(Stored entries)

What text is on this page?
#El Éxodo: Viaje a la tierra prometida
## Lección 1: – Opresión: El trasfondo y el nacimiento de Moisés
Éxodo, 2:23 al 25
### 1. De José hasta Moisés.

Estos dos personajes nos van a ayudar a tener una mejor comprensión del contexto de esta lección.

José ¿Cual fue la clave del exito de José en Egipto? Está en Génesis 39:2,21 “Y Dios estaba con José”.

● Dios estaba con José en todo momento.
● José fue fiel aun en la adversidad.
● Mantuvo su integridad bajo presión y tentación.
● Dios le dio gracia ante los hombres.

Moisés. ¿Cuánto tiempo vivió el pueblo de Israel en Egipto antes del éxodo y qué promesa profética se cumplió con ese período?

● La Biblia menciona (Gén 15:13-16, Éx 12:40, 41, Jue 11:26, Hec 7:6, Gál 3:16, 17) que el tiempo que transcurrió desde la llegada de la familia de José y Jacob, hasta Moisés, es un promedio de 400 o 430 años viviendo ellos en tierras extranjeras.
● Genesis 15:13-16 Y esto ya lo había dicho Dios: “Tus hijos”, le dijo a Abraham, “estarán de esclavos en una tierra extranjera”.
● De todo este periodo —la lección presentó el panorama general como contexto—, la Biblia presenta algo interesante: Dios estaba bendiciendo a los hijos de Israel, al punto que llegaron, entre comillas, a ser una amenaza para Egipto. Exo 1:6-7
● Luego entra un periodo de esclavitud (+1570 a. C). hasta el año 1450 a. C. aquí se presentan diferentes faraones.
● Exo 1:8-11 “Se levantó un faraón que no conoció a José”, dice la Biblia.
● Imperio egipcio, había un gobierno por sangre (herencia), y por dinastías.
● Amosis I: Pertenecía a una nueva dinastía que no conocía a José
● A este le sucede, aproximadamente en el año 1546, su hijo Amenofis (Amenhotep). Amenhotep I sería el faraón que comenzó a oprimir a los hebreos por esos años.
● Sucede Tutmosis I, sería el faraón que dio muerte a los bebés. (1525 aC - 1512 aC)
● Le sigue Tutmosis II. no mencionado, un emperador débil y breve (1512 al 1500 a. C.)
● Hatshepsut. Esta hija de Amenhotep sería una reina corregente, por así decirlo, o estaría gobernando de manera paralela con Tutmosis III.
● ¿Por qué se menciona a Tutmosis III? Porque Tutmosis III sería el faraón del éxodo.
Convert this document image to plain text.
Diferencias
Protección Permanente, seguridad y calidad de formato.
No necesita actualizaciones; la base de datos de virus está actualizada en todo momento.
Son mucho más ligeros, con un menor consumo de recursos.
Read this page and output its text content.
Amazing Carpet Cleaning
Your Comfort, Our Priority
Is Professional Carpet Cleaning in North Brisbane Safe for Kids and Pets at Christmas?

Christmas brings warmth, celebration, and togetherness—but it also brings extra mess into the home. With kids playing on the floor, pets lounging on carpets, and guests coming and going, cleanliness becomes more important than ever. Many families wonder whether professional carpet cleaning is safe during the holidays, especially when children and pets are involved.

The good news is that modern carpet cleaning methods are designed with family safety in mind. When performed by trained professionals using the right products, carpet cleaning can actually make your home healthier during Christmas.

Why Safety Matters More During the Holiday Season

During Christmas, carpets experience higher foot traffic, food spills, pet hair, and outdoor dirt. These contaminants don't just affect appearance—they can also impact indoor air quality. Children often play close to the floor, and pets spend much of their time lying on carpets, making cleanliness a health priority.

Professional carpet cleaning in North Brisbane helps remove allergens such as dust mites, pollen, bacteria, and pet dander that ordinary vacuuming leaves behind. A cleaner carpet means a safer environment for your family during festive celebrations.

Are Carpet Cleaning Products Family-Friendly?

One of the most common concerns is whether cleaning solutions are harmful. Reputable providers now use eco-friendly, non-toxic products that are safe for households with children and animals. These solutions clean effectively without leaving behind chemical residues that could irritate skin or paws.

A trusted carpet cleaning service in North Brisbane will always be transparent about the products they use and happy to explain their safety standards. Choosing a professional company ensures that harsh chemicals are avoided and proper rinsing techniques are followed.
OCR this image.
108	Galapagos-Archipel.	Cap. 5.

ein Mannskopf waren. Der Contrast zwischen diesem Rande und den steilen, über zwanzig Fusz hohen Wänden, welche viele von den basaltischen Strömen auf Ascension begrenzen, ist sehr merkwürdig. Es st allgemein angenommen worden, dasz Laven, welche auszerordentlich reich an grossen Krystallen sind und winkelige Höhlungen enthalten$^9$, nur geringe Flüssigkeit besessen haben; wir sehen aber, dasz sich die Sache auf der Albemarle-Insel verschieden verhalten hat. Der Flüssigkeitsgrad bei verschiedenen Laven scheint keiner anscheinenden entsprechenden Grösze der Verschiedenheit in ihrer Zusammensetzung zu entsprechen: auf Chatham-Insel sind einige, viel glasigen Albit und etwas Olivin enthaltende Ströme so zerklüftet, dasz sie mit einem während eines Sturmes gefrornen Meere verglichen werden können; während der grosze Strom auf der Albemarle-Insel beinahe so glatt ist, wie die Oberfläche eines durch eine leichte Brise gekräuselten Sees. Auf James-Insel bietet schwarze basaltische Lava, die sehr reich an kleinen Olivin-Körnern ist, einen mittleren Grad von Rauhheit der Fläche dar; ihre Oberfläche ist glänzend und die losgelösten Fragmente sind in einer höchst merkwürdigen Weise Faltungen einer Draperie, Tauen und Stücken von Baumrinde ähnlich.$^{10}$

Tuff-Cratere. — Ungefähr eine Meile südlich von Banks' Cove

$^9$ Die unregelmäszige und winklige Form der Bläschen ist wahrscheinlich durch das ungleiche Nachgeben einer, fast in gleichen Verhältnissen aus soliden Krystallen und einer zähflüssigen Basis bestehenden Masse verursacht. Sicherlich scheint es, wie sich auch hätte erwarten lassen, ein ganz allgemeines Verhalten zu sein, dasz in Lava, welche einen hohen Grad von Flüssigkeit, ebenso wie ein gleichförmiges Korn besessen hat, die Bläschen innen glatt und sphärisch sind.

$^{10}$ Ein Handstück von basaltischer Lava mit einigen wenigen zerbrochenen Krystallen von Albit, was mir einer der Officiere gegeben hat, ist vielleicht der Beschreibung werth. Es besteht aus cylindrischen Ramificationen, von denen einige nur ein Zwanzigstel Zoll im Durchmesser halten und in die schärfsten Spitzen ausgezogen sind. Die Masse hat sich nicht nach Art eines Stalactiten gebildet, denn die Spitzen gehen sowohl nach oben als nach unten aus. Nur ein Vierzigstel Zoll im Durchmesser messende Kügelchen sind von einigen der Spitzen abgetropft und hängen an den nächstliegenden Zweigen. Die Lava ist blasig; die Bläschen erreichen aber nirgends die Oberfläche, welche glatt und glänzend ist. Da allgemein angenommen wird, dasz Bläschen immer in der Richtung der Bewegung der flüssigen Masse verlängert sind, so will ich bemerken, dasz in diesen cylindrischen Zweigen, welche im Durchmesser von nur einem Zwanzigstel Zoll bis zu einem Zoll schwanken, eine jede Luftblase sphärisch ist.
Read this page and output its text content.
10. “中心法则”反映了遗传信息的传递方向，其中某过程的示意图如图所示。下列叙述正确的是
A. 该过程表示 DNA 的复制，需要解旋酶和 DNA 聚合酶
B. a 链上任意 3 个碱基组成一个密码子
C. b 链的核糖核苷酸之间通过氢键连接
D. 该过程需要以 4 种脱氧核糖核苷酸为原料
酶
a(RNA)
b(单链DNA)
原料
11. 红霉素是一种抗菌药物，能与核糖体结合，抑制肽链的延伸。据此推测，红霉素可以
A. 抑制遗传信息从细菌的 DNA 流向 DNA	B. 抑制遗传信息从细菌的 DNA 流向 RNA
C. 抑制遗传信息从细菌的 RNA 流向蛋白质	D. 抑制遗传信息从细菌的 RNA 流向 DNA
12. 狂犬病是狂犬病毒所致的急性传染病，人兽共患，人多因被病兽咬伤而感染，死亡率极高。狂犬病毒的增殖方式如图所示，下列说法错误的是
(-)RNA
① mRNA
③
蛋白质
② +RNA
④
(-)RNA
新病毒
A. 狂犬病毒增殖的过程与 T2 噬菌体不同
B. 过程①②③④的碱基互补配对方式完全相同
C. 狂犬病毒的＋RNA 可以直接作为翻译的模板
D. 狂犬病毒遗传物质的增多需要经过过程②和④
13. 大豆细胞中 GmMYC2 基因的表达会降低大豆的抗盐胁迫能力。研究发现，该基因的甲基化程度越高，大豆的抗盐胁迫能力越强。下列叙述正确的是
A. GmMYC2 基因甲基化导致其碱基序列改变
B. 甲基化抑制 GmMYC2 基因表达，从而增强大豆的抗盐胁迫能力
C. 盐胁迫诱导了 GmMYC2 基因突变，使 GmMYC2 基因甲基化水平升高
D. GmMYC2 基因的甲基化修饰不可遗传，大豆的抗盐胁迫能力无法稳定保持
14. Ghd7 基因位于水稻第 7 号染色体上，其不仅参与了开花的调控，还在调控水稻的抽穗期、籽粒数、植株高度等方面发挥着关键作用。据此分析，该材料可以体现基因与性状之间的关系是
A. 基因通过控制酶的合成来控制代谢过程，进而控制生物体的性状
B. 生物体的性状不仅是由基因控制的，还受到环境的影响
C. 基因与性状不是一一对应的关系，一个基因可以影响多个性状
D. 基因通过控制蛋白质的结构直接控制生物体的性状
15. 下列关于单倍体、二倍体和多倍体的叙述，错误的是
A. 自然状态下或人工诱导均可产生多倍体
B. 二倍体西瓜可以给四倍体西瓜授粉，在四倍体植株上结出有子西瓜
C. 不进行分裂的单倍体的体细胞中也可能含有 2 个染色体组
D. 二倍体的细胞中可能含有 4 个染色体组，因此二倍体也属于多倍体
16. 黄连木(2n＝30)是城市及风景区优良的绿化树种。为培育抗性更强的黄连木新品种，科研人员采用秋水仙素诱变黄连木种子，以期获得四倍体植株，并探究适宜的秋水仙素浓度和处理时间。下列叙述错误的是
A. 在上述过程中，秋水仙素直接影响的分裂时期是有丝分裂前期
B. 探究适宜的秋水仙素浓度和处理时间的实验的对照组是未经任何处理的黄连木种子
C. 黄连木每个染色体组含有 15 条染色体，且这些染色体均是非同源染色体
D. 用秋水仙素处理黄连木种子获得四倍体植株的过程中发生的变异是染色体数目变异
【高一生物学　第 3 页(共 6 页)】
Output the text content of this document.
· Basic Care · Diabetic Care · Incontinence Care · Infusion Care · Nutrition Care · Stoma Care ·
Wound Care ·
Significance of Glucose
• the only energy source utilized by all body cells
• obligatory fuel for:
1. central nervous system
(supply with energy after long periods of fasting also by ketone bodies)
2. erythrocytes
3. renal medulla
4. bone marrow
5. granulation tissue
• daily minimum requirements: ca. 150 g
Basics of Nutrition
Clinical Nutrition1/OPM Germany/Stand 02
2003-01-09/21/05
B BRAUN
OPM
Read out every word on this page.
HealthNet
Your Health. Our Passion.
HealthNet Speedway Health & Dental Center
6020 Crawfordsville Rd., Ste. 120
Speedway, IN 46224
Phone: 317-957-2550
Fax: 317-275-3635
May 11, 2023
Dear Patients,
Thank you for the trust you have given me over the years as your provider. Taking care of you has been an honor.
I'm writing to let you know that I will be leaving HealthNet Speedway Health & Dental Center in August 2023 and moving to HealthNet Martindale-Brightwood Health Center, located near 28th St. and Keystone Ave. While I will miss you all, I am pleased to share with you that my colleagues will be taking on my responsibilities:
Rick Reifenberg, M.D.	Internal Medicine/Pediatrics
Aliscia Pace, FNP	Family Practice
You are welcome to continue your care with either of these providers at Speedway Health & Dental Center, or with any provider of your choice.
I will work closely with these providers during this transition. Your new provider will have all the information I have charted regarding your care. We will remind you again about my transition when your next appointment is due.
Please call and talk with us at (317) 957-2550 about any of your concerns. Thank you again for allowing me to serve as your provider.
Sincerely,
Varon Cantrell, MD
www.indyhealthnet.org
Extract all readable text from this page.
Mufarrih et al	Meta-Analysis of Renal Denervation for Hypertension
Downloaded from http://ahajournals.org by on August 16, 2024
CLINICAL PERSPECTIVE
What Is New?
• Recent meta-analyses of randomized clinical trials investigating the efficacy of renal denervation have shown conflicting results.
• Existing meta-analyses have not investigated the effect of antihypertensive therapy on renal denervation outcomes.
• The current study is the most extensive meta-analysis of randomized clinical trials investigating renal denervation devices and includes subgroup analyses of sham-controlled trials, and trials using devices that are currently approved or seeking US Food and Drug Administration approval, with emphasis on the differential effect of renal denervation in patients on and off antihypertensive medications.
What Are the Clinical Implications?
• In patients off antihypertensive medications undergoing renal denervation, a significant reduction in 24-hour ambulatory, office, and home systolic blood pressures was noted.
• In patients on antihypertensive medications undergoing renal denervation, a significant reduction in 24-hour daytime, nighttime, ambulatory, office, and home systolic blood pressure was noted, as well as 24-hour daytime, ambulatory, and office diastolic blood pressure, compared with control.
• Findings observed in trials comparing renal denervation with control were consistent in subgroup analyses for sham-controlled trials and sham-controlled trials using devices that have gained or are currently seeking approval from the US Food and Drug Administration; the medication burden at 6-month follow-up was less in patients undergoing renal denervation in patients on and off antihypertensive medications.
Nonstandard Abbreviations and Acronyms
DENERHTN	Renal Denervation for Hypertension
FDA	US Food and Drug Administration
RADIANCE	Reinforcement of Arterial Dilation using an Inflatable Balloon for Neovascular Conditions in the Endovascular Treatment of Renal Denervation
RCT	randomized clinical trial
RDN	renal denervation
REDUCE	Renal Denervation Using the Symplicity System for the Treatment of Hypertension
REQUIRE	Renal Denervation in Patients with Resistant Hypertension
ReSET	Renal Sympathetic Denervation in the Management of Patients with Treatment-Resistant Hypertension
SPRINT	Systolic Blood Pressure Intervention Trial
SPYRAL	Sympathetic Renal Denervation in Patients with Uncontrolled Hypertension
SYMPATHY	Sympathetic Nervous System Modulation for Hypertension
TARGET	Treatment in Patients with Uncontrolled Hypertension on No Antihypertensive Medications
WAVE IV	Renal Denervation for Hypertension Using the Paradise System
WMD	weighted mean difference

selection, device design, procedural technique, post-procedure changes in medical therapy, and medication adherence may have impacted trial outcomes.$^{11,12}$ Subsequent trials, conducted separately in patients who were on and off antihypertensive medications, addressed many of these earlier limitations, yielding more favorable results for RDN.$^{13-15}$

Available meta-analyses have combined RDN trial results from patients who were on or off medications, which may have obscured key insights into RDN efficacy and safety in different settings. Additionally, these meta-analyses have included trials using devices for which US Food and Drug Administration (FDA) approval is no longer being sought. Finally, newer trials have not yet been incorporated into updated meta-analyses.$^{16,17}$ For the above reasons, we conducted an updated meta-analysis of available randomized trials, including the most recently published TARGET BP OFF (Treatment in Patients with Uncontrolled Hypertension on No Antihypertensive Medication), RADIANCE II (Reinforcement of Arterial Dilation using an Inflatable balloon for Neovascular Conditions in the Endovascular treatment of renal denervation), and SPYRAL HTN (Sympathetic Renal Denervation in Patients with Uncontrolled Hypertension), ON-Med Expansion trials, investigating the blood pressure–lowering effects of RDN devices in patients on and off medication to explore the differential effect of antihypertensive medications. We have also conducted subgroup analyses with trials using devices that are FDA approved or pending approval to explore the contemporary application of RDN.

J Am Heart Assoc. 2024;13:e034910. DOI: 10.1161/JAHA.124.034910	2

**Exercise details:**
Where a line in the records above holds the string "again", it counts toward the total; give that total alone.

**Exercise output:**
2